What you are asked to do:
Output an exact reproduction of the data.

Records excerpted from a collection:
★ ★ ★ ★ ★
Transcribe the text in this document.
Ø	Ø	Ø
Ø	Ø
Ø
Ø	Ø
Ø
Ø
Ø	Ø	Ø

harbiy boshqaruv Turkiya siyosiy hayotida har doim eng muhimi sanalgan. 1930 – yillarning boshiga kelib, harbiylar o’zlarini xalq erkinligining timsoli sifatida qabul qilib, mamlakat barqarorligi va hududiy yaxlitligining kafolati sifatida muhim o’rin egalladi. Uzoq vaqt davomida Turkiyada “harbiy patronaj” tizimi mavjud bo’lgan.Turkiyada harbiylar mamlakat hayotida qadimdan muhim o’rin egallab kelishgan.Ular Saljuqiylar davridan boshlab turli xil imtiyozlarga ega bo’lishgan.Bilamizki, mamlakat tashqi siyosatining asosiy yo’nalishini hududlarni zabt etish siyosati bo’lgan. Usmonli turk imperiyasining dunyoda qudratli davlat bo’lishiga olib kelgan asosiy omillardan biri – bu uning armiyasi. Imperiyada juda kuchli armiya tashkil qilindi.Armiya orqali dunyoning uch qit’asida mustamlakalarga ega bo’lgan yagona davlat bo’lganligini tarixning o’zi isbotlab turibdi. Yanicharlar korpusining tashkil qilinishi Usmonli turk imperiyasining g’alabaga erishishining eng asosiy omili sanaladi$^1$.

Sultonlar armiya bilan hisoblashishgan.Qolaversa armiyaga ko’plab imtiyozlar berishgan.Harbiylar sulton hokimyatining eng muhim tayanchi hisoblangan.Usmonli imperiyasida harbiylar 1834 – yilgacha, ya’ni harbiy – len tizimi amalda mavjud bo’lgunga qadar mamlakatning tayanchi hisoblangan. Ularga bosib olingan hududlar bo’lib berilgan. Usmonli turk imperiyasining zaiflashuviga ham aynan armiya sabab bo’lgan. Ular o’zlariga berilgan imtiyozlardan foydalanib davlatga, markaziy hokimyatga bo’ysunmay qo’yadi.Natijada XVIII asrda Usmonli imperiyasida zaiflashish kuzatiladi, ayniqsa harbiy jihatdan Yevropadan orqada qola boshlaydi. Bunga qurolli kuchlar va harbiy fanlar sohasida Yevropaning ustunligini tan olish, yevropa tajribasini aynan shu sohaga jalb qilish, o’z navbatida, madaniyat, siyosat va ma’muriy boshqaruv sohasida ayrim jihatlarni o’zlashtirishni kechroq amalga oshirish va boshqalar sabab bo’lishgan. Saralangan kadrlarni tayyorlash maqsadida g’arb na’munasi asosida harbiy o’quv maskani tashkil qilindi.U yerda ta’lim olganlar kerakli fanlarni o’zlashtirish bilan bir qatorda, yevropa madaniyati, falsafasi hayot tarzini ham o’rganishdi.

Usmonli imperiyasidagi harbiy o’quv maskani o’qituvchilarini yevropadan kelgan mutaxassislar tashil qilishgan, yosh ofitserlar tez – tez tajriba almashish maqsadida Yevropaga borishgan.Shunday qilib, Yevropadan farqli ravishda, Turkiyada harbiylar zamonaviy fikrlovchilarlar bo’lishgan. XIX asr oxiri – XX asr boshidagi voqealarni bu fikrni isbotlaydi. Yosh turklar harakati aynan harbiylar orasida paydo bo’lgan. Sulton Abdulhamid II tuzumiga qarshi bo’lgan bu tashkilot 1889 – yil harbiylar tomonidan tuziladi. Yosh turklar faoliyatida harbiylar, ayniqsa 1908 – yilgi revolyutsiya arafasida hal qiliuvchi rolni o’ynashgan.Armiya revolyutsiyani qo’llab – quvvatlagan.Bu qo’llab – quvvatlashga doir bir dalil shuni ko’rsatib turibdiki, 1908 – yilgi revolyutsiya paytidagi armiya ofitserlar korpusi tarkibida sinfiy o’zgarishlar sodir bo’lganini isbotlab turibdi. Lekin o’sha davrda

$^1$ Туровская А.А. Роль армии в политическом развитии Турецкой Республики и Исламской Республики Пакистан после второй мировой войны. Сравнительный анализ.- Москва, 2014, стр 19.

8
★ ★ ★ ★ ★
Response to the task:
Transcribe the text in this document.
Ø	Ø	Ø
Ø	Ø
Ø
Ø	Ø
Ø
Ø
Ø	Ø	Ø

harbiy boshqaruv Turkiya siyosiy hayotida har doim eng muhimi sanalgan. 1930 – yillarning boshiga kelib, harbiylar o’zlarini xalq erkinligining timsoli sifatida qabul qilib, mamlakat barqarorligi va hududiy yaxlitligining kafolati sifatida muhim o’rin egalladi. Uzoq vaqt davomida Turkiyada “harbiy patronaj” tizimi mavjud bo’lgan.Turkiyada harbiylar mamlakat hayotida qadimdan muhim o’rin egallab kelishgan.Ular Saljuqiylar davridan boshlab turli xil imtiyozlarga ega bo’lishgan.Bilamizki, mamlakat tashqi siyosatining asosiy yo’nalishini hududlarni zabt etish siyosati bo’lgan. Usmonli turk imperiyasining dunyoda qudratli davlat bo’lishiga olib kelgan asosiy omillardan biri – bu uning armiyasi. Imperiyada juda kuchli armiya tashkil qilindi.Armiya orqali dunyoning uch qit’asida mustamlakalarga ega bo’lgan yagona davlat bo’lganligini tarixning o’zi isbotlab turibdi. Yanicharlar korpusining tashkil qilinishi Usmonli turk imperiyasining g’alabaga erishishining eng asosiy omili sanaladi$^1$.

Sultonlar armiya bilan hisoblashishgan.Qolaversa armiyaga ko’plab imtiyozlar berishgan.Harbiylar sulton hokimyatining eng muhim tayanchi hisoblangan.Usmonli imperiyasida harbiylar 1834 – yilgacha, ya’ni harbiy – len tizimi amalda mavjud bo’lgunga qadar mamlakatning tayanchi hisoblangan. Ularga bosib olingan hududlar bo’lib berilgan. Usmonli turk imperiyasining zaiflashuviga ham aynan armiya sabab bo’lgan. Ular o’zlariga berilgan imtiyozlardan foydalanib davlatga, markaziy hokimyatga bo’ysunmay qo’yadi.Natijada XVIII asrda Usmonli imperiyasida zaiflashish kuzatiladi, ayniqsa harbiy jihatdan Yevropadan orqada qola boshlaydi. Bunga qurolli kuchlar va harbiy fanlar sohasida Yevropaning ustunligini tan olish, yevropa tajribasini aynan shu sohaga jalb qilish, o’z navbatida, madaniyat, siyosat va ma’muriy boshqaruv sohasida ayrim jihatlarni o’zlashtirishni kechroq amalga oshirish va boshqalar sabab bo’lishgan. Saralangan kadrlarni tayyorlash maqsadida g’arb na’munasi asosida harbiy o’quv maskani tashkil qilindi.U yerda ta’lim olganlar kerakli fanlarni o’zlashtirish bilan bir qatorda, yevropa madaniyati, falsafasi hayot tarzini ham o’rganishdi.

Usmonli imperiyasidagi harbiy o’quv maskani o’qituvchilarini yevropadan kelgan mutaxassislar tashil qilishgan, yosh ofitserlar tez – tez tajriba almashish maqsadida Yevropaga borishgan.Shunday qilib, Yevropadan farqli ravishda, Turkiyada harbiylar zamonaviy fikrlovchilarlar bo’lishgan. XIX asr oxiri – XX asr boshidagi voqealarni bu fikrni isbotlaydi. Yosh turklar harakati aynan harbiylar orasida paydo bo’lgan. Sulton Abdulhamid II tuzumiga qarshi bo’lgan bu tashkilot 1889 – yil harbiylar tomonidan tuziladi. Yosh turklar faoliyatida harbiylar, ayniqsa 1908 – yilgi revolyutsiya arafasida hal qiliuvchi rolni o’ynashgan.Armiya revolyutsiyani qo’llab – quvvatlagan.Bu qo’llab – quvvatlashga doir bir dalil shuni ko’rsatib turibdiki, 1908 – yilgi revolyutsiya paytidagi armiya ofitserlar korpusi tarkibida sinfiy o’zgarishlar sodir bo’lganini isbotlab turibdi. Lekin o’sha davrda

$^1$ Туровская А.А. Роль армии в политическом развитии Турецкой Республики и Исламской Республики Пакистан после второй мировой войны. Сравнительный анализ.- Москва, 2014, стр 19.

8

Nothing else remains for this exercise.